[Records that describe figures]
★ ★ ★

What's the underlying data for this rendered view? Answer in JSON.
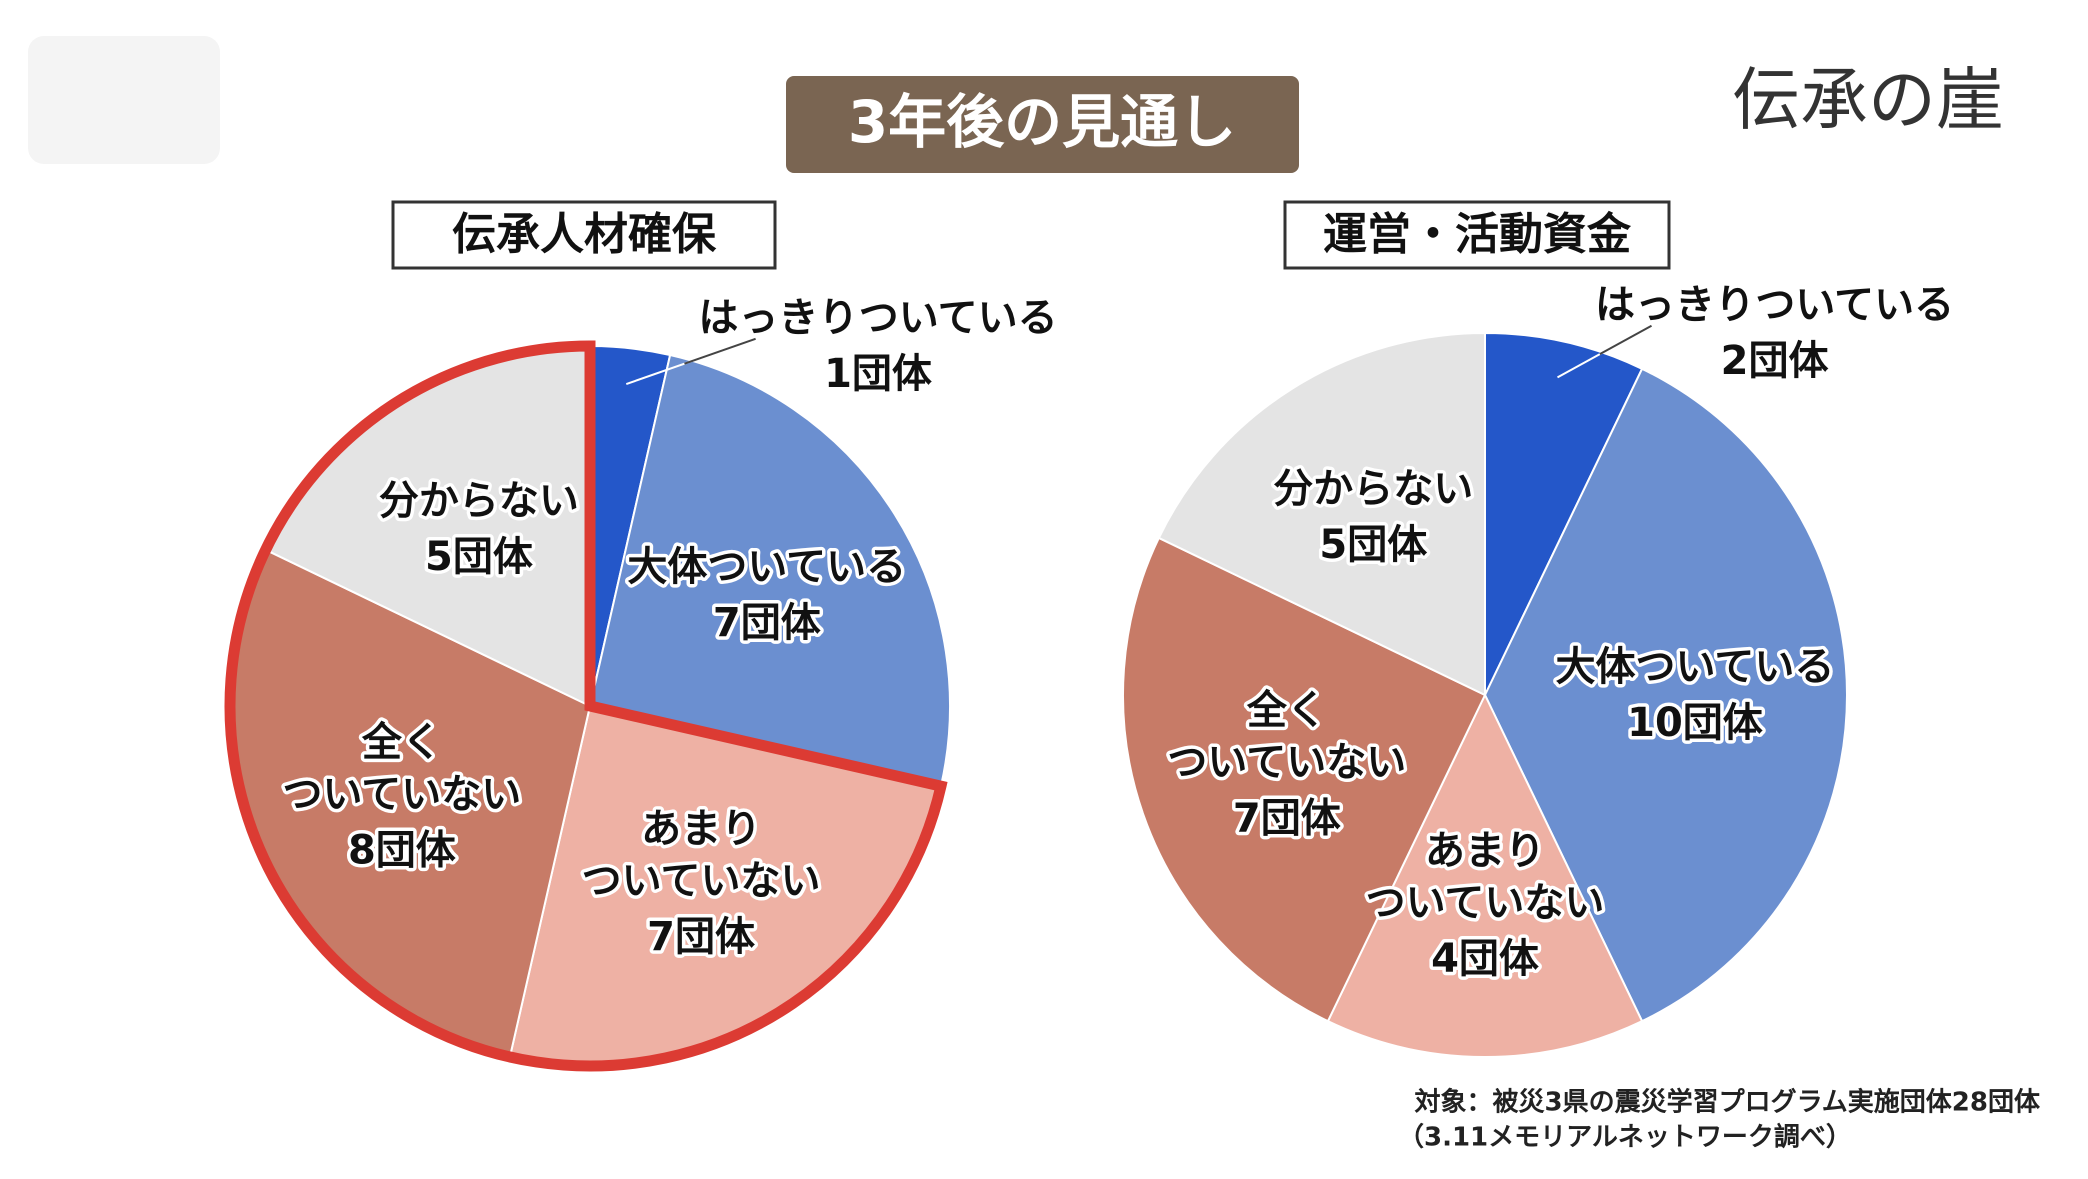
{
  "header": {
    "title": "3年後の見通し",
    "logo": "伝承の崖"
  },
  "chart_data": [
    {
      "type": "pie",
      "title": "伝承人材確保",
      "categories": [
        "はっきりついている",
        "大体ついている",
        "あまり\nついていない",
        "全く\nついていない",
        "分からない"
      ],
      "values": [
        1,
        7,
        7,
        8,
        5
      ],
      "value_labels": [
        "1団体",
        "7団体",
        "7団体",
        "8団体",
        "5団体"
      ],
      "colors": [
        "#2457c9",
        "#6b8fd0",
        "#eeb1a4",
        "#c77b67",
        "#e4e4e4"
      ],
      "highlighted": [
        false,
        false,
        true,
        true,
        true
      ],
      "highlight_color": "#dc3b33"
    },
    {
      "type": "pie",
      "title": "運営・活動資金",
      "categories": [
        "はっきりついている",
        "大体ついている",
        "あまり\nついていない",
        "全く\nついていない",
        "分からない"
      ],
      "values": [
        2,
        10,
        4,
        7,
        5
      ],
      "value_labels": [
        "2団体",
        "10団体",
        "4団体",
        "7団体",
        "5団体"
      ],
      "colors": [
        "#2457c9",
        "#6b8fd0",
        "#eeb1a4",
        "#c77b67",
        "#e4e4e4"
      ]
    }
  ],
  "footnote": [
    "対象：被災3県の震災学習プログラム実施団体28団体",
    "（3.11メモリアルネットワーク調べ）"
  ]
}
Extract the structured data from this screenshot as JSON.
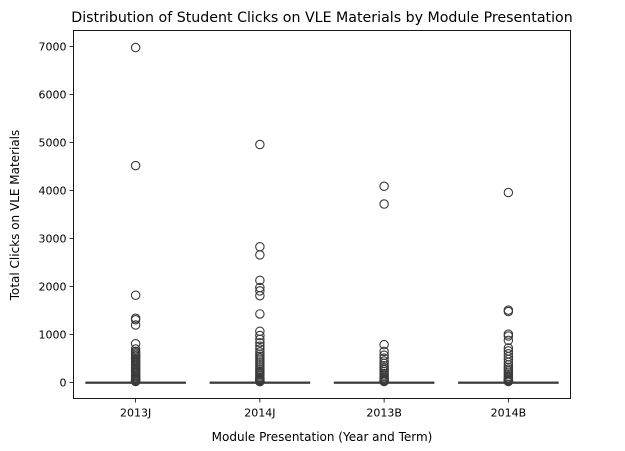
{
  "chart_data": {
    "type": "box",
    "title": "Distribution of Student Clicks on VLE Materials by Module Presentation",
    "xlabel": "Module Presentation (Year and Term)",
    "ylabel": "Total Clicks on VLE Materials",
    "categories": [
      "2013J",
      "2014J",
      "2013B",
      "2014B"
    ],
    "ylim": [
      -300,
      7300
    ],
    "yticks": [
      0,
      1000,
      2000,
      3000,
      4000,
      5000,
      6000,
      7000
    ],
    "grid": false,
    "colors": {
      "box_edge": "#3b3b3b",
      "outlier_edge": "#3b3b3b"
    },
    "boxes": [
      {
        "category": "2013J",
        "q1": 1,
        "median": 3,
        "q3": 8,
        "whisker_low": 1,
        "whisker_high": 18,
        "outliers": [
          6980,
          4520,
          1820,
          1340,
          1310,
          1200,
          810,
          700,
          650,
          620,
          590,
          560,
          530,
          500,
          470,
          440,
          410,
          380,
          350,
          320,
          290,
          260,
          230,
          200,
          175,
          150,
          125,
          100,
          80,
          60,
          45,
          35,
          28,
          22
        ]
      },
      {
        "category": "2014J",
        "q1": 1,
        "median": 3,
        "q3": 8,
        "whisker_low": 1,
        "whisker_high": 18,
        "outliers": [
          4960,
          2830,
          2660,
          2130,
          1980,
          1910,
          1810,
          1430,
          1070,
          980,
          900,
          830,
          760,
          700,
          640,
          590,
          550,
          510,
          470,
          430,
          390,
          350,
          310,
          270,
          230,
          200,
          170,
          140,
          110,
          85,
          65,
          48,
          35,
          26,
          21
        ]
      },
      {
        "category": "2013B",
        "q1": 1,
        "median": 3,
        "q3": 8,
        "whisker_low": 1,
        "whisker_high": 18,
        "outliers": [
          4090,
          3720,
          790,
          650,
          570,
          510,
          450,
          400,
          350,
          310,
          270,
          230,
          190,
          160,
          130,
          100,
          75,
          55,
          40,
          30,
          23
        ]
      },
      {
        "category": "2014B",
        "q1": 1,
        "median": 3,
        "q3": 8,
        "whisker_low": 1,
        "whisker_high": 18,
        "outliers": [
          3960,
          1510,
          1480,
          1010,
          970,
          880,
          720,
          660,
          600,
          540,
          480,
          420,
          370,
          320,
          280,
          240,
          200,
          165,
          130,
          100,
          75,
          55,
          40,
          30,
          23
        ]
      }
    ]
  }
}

★ ★ ★

» WHAT THIS TASK INVOLVES: All of the data needs repeating exactly, but the pictures do not.

» RESULT OF THIS TASK:
What's the underlying data for this rendered view? Answer in JSON.
{
  "header": {
    "title": "3年後の見通し",
    "logo": "伝承の崖"
  },
  "chart_data": [
    {
      "type": "pie",
      "title": "伝承人材確保",
      "categories": [
        "はっきりついている",
        "大体ついている",
        "あまり\nついていない",
        "全く\nついていない",
        "分からない"
      ],
      "values": [
        1,
        7,
        7,
        8,
        5
      ],
      "value_labels": [
        "1団体",
        "7団体",
        "7団体",
        "8団体",
        "5団体"
      ],
      "colors": [
        "#2457c9",
        "#6b8fd0",
        "#eeb1a4",
        "#c77b67",
        "#e4e4e4"
      ],
      "highlighted": [
        false,
        false,
        true,
        true,
        true
      ],
      "highlight_color": "#dc3b33"
    },
    {
      "type": "pie",
      "title": "運営・活動資金",
      "categories": [
        "はっきりついている",
        "大体ついている",
        "あまり\nついていない",
        "全く\nついていない",
        "分からない"
      ],
      "values": [
        2,
        10,
        4,
        7,
        5
      ],
      "value_labels": [
        "2団体",
        "10団体",
        "4団体",
        "7団体",
        "5団体"
      ],
      "colors": [
        "#2457c9",
        "#6b8fd0",
        "#eeb1a4",
        "#c77b67",
        "#e4e4e4"
      ]
    }
  ],
  "footnote": [
    "対象：被災3県の震災学習プログラム実施団体28団体",
    "（3.11メモリアルネットワーク調べ）"
  ]
}
Extract the structured data from this screenshot as JSON.
{
  "chart_data": {
    "type": "box",
    "title": "Distribution of Student Clicks on VLE Materials by Module Presentation",
    "xlabel": "Module Presentation (Year and Term)",
    "ylabel": "Total Clicks on VLE Materials",
    "categories": [
      "2013J",
      "2014J",
      "2013B",
      "2014B"
    ],
    "ylim": [
      -300,
      7300
    ],
    "yticks": [
      0,
      1000,
      2000,
      3000,
      4000,
      5000,
      6000,
      7000
    ],
    "grid": false,
    "colors": {
      "box_edge": "#3b3b3b",
      "outlier_edge": "#3b3b3b"
    },
    "boxes": [
      {
        "category": "2013J",
        "q1": 1,
        "median": 3,
        "q3": 8,
        "whisker_low": 1,
        "whisker_high": 18,
        "outliers": [
          6980,
          4520,
          1820,
          1340,
          1310,
          1200,
          810,
          700,
          650,
          620,
          590,
          560,
          530,
          500,
          470,
          440,
          410,
          380,
          350,
          320,
          290,
          260,
          230,
          200,
          175,
          150,
          125,
          100,
          80,
          60,
          45,
          35,
          28,
          22
        ]
      },
      {
        "category": "2014J",
        "q1": 1,
        "median": 3,
        "q3": 8,
        "whisker_low": 1,
        "whisker_high": 18,
        "outliers": [
          4960,
          2830,
          2660,
          2130,
          1980,
          1910,
          1810,
          1430,
          1070,
          980,
          900,
          830,
          760,
          700,
          640,
          590,
          550,
          510,
          470,
          430,
          390,
          350,
          310,
          270,
          230,
          200,
          170,
          140,
          110,
          85,
          65,
          48,
          35,
          26,
          21
        ]
      },
      {
        "category": "2013B",
        "q1": 1,
        "median": 3,
        "q3": 8,
        "whisker_low": 1,
        "whisker_high": 18,
        "outliers": [
          4090,
          3720,
          790,
          650,
          570,
          510,
          450,
          400,
          350,
          310,
          270,
          230,
          190,
          160,
          130,
          100,
          75,
          55,
          40,
          30,
          23
        ]
      },
      {
        "category": "2014B",
        "q1": 1,
        "median": 3,
        "q3": 8,
        "whisker_low": 1,
        "whisker_high": 18,
        "outliers": [
          3960,
          1510,
          1480,
          1010,
          970,
          880,
          720,
          660,
          600,
          540,
          480,
          420,
          370,
          320,
          280,
          240,
          200,
          165,
          130,
          100,
          75,
          55,
          40,
          30,
          23
        ]
      }
    ]
  }
}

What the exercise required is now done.